* **What is asked**: Select and copy out every line in the records containing "last".

* **Data for processing**:
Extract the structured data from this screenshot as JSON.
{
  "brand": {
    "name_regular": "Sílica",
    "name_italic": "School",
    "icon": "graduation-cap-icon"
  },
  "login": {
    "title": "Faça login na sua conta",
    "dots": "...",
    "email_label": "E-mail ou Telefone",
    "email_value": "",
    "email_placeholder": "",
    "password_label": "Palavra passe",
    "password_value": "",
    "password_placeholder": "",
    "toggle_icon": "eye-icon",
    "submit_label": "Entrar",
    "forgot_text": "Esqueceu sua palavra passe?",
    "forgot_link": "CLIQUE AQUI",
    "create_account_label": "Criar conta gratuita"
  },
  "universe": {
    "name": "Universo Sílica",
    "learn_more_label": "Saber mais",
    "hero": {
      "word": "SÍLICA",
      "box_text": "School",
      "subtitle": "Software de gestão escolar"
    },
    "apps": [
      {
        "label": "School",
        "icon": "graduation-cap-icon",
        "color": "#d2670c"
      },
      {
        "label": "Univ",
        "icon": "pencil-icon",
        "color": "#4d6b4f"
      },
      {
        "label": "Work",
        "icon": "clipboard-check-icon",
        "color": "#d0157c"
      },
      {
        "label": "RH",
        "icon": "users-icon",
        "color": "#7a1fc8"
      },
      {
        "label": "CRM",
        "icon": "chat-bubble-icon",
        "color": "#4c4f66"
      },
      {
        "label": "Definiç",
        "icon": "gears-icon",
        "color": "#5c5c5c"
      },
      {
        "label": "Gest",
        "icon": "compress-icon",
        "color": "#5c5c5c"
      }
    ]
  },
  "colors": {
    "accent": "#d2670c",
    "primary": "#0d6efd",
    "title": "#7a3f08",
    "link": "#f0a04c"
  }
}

...

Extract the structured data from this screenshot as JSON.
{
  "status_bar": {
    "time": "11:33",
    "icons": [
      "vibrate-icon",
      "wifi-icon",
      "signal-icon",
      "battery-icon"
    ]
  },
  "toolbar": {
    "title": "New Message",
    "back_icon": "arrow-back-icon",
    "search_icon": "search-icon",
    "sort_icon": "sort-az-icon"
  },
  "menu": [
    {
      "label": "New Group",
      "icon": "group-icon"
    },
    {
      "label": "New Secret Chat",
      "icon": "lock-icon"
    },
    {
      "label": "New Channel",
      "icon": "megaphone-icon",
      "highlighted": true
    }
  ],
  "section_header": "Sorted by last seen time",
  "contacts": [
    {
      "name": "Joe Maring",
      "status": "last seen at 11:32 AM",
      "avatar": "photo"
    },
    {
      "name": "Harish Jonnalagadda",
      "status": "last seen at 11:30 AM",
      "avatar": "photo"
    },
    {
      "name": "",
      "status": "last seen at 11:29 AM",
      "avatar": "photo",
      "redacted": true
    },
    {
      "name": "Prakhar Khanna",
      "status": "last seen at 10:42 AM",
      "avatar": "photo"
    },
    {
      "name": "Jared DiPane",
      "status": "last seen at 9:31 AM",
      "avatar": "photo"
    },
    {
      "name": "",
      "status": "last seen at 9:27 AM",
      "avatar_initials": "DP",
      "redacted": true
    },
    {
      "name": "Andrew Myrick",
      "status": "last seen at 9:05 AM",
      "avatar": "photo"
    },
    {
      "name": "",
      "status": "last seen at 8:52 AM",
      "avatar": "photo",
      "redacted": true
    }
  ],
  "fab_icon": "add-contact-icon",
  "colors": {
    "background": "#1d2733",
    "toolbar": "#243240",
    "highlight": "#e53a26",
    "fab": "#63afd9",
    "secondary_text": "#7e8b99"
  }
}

* **Worked solution**:
  "section_header": "Sorted by last seen time",
      "status": "last seen at 11:32 AM",
      "status": "last seen at 11:30 AM",
      "status": "last seen at 11:29 AM",
      "status": "last seen at 10:42 AM",
      "status": "last seen at 9:31 AM",
      "status": "last seen at 9:27 AM",
      "status": "last seen at 9:05 AM",
      "status": "last seen at 8:52 AM",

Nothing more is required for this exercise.